What this task involves:
Below is a set of records; print all of them exactly as written.

Input records:

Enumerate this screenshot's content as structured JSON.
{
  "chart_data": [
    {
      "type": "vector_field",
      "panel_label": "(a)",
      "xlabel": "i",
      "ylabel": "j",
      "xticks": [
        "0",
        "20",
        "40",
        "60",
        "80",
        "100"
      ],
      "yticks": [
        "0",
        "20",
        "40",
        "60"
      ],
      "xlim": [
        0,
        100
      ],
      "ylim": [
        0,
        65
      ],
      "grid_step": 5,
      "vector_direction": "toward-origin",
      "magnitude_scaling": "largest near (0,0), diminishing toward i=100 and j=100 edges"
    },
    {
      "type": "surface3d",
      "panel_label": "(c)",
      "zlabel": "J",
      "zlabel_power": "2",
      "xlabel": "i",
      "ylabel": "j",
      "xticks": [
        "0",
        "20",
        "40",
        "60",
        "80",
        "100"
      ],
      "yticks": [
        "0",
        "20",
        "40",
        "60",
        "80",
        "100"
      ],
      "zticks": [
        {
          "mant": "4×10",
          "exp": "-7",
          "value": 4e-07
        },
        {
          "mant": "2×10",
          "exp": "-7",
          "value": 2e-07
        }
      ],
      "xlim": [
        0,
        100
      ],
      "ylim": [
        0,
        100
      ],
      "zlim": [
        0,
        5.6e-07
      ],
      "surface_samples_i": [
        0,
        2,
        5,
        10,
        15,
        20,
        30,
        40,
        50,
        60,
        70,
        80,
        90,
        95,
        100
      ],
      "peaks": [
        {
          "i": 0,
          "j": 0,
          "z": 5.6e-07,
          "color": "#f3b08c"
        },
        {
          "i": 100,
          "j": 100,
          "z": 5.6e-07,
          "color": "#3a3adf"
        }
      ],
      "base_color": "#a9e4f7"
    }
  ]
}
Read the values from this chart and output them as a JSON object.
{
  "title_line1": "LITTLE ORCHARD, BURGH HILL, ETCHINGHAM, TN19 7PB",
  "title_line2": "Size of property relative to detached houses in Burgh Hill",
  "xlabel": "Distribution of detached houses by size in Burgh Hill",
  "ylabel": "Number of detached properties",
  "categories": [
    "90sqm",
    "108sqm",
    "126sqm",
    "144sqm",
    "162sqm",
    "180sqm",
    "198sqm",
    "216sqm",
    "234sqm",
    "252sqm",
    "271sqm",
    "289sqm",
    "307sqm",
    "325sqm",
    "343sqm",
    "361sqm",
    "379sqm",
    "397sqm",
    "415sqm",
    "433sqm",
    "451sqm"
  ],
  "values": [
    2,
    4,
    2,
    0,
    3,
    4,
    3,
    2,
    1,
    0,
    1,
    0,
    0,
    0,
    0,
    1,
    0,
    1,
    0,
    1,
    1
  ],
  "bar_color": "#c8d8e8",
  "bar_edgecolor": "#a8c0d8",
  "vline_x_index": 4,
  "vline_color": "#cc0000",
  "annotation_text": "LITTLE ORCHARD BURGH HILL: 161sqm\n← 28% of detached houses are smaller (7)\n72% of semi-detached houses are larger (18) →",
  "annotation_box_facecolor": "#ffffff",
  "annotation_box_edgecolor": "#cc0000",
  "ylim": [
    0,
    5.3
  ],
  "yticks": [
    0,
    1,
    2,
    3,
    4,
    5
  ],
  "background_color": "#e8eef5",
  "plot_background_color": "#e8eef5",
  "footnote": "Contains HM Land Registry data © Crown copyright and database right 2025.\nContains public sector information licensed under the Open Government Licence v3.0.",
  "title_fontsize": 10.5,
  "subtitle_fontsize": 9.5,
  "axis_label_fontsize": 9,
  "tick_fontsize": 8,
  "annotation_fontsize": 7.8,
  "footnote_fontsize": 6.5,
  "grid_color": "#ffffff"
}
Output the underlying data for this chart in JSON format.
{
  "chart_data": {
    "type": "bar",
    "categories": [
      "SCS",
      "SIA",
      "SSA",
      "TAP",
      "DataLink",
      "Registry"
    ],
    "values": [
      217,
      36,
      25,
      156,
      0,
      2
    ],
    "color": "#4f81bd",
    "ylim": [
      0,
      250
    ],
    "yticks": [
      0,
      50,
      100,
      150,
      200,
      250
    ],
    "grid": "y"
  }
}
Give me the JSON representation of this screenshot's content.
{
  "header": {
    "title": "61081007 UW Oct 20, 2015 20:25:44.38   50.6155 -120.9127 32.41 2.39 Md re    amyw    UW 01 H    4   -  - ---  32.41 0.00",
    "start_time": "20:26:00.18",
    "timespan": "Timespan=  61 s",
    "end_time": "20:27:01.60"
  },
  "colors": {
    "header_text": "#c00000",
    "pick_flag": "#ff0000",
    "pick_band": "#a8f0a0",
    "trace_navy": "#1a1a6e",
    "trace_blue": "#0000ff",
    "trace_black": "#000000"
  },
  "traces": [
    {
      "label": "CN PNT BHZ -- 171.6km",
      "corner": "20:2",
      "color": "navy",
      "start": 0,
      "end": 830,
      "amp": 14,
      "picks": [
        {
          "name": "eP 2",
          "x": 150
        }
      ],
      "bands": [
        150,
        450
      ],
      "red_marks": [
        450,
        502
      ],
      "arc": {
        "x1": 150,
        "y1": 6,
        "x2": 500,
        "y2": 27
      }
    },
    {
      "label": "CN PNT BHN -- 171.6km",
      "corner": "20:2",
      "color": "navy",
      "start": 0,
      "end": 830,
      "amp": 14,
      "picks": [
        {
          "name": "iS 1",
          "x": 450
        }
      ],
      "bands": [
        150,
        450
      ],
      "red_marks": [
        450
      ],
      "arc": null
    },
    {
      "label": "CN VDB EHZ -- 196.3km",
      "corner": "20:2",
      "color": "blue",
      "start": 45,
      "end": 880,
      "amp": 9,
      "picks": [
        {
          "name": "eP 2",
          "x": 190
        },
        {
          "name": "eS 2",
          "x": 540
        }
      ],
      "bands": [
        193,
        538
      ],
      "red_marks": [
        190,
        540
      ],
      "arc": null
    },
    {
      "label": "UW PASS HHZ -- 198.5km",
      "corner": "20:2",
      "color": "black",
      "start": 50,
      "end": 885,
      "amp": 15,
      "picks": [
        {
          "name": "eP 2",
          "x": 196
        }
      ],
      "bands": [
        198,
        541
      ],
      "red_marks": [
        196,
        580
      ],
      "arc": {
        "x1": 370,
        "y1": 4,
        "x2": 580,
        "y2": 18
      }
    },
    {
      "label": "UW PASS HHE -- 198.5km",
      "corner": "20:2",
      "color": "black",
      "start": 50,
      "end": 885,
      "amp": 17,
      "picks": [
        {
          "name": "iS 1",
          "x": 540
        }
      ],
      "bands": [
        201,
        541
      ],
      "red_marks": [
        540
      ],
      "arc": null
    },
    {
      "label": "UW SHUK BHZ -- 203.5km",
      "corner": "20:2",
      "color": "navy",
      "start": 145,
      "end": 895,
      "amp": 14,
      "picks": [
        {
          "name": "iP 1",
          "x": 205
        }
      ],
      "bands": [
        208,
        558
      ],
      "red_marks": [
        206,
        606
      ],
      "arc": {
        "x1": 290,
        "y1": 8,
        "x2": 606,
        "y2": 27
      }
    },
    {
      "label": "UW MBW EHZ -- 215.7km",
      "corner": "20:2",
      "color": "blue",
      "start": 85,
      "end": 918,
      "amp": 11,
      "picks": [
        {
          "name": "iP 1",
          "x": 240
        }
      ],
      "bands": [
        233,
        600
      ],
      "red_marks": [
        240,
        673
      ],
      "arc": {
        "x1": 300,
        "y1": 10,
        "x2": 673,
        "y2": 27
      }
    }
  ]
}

Correct response:
Enumerate this screenshot's content as structured JSON.
{
  "chart_data": [
    {
      "type": "vector_field",
      "panel_label": "(a)",
      "xlabel": "i",
      "ylabel": "j",
      "xticks": [
        "0",
        "20",
        "40",
        "60",
        "80",
        "100"
      ],
      "yticks": [
        "0",
        "20",
        "40",
        "60"
      ],
      "xlim": [
        0,
        100
      ],
      "ylim": [
        0,
        65
      ],
      "grid_step": 5,
      "vector_direction": "toward-origin",
      "magnitude_scaling": "largest near (0,0), diminishing toward i=100 and j=100 edges"
    },
    {
      "type": "surface3d",
      "panel_label": "(c)",
      "zlabel": "J",
      "zlabel_power": "2",
      "xlabel": "i",
      "ylabel": "j",
      "xticks": [
        "0",
        "20",
        "40",
        "60",
        "80",
        "100"
      ],
      "yticks": [
        "0",
        "20",
        "40",
        "60",
        "80",
        "100"
      ],
      "zticks": [
        {
          "mant": "4×10",
          "exp": "-7",
          "value": 4e-07
        },
        {
          "mant": "2×10",
          "exp": "-7",
          "value": 2e-07
        }
      ],
      "xlim": [
        0,
        100
      ],
      "ylim": [
        0,
        100
      ],
      "zlim": [
        0,
        5.6e-07
      ],
      "surface_samples_i": [
        0,
        2,
        5,
        10,
        15,
        20,
        30,
        40,
        50,
        60,
        70,
        80,
        90,
        95,
        100
      ],
      "peaks": [
        {
          "i": 0,
          "j": 0,
          "z": 5.6e-07,
          "color": "#f3b08c"
        },
        {
          "i": 100,
          "j": 100,
          "z": 5.6e-07,
          "color": "#3a3adf"
        }
      ],
      "base_color": "#a9e4f7"
    }
  ]
}
Read the values from this chart and output them as a JSON object.
{
  "title_line1": "LITTLE ORCHARD, BURGH HILL, ETCHINGHAM, TN19 7PB",
  "title_line2": "Size of property relative to detached houses in Burgh Hill",
  "xlabel": "Distribution of detached houses by size in Burgh Hill",
  "ylabel": "Number of detached properties",
  "categories": [
    "90sqm",
    "108sqm",
    "126sqm",
    "144sqm",
    "162sqm",
    "180sqm",
    "198sqm",
    "216sqm",
    "234sqm",
    "252sqm",
    "271sqm",
    "289sqm",
    "307sqm",
    "325sqm",
    "343sqm",
    "361sqm",
    "379sqm",
    "397sqm",
    "415sqm",
    "433sqm",
    "451sqm"
  ],
  "values": [
    2,
    4,
    2,
    0,
    3,
    4,
    3,
    2,
    1,
    0,
    1,
    0,
    0,
    0,
    0,
    1,
    0,
    1,
    0,
    1,
    1
  ],
  "bar_color": "#c8d8e8",
  "bar_edgecolor": "#a8c0d8",
  "vline_x_index": 4,
  "vline_color": "#cc0000",
  "annotation_text": "LITTLE ORCHARD BURGH HILL: 161sqm\n← 28% of detached houses are smaller (7)\n72% of semi-detached houses are larger (18) →",
  "annotation_box_facecolor": "#ffffff",
  "annotation_box_edgecolor": "#cc0000",
  "ylim": [
    0,
    5.3
  ],
  "yticks": [
    0,
    1,
    2,
    3,
    4,
    5
  ],
  "background_color": "#e8eef5",
  "plot_background_color": "#e8eef5",
  "footnote": "Contains HM Land Registry data © Crown copyright and database right 2025.\nContains public sector information licensed under the Open Government Licence v3.0.",
  "title_fontsize": 10.5,
  "subtitle_fontsize": 9.5,
  "axis_label_fontsize": 9,
  "tick_fontsize": 8,
  "annotation_fontsize": 7.8,
  "footnote_fontsize": 6.5,
  "grid_color": "#ffffff"
}
Output the underlying data for this chart in JSON format.
{
  "chart_data": {
    "type": "bar",
    "categories": [
      "SCS",
      "SIA",
      "SSA",
      "TAP",
      "DataLink",
      "Registry"
    ],
    "values": [
      217,
      36,
      25,
      156,
      0,
      2
    ],
    "color": "#4f81bd",
    "ylim": [
      0,
      250
    ],
    "yticks": [
      0,
      50,
      100,
      150,
      200,
      250
    ],
    "grid": "y"
  }
}
Give me the JSON representation of this screenshot's content.
{
  "header": {
    "title": "61081007 UW Oct 20, 2015 20:25:44.38   50.6155 -120.9127 32.41 2.39 Md re    amyw    UW 01 H    4   -  - ---  32.41 0.00",
    "start_time": "20:26:00.18",
    "timespan": "Timespan=  61 s",
    "end_time": "20:27:01.60"
  },
  "colors": {
    "header_text": "#c00000",
    "pick_flag": "#ff0000",
    "pick_band": "#a8f0a0",
    "trace_navy": "#1a1a6e",
    "trace_blue": "#0000ff",
    "trace_black": "#000000"
  },
  "traces": [
    {
      "label": "CN PNT BHZ -- 171.6km",
      "corner": "20:2",
      "color": "navy",
      "start": 0,
      "end": 830,
      "amp": 14,
      "picks": [
        {
          "name": "eP 2",
          "x": 150
        }
      ],
      "bands": [
        150,
        450
      ],
      "red_marks": [
        450,
        502
      ],
      "arc": {
        "x1": 150,
        "y1": 6,
        "x2": 500,
        "y2": 27
      }
    },
    {
      "label": "CN PNT BHN -- 171.6km",
      "corner": "20:2",
      "color": "navy",
      "start": 0,
      "end": 830,
      "amp": 14,
      "picks": [
        {
          "name": "iS 1",
          "x": 450
        }
      ],
      "bands": [
        150,
        450
      ],
      "red_marks": [
        450
      ],
      "arc": null
    },
    {
      "label": "CN VDB EHZ -- 196.3km",
      "corner": "20:2",
      "color": "blue",
      "start": 45,
      "end": 880,
      "amp": 9,
      "picks": [
        {
          "name": "eP 2",
          "x": 190
        },
        {
          "name": "eS 2",
          "x": 540
        }
      ],
      "bands": [
        193,
        538
      ],
      "red_marks": [
        190,
        540
      ],
      "arc": null
    },
    {
      "label": "UW PASS HHZ -- 198.5km",
      "corner": "20:2",
      "color": "black",
      "start": 50,
      "end": 885,
      "amp": 15,
      "picks": [
        {
          "name": "eP 2",
          "x": 196
        }
      ],
      "bands": [
        198,
        541
      ],
      "red_marks": [
        196,
        580
      ],
      "arc": {
        "x1": 370,
        "y1": 4,
        "x2": 580,
        "y2": 18
      }
    },
    {
      "label": "UW PASS HHE -- 198.5km",
      "corner": "20:2",
      "color": "black",
      "start": 50,
      "end": 885,
      "amp": 17,
      "picks": [
        {
          "name": "iS 1",
          "x": 540
        }
      ],
      "bands": [
        201,
        541
      ],
      "red_marks": [
        540
      ],
      "arc": null
    },
    {
      "label": "UW SHUK BHZ -- 203.5km",
      "corner": "20:2",
      "color": "navy",
      "start": 145,
      "end": 895,
      "amp": 14,
      "picks": [
        {
          "name": "iP 1",
          "x": 205
        }
      ],
      "bands": [
        208,
        558
      ],
      "red_marks": [
        206,
        606
      ],
      "arc": {
        "x1": 290,
        "y1": 8,
        "x2": 606,
        "y2": 27
      }
    },
    {
      "label": "UW MBW EHZ -- 215.7km",
      "corner": "20:2",
      "color": "blue",
      "start": 85,
      "end": 918,
      "amp": 11,
      "picks": [
        {
          "name": "iP 1",
          "x": 240
        }
      ],
      "bands": [
        233,
        600
      ],
      "red_marks": [
        240,
        673
      ],
      "arc": {
        "x1": 300,
        "y1": 10,
        "x2": 673,
        "y2": 27
      }
    }
  ]
}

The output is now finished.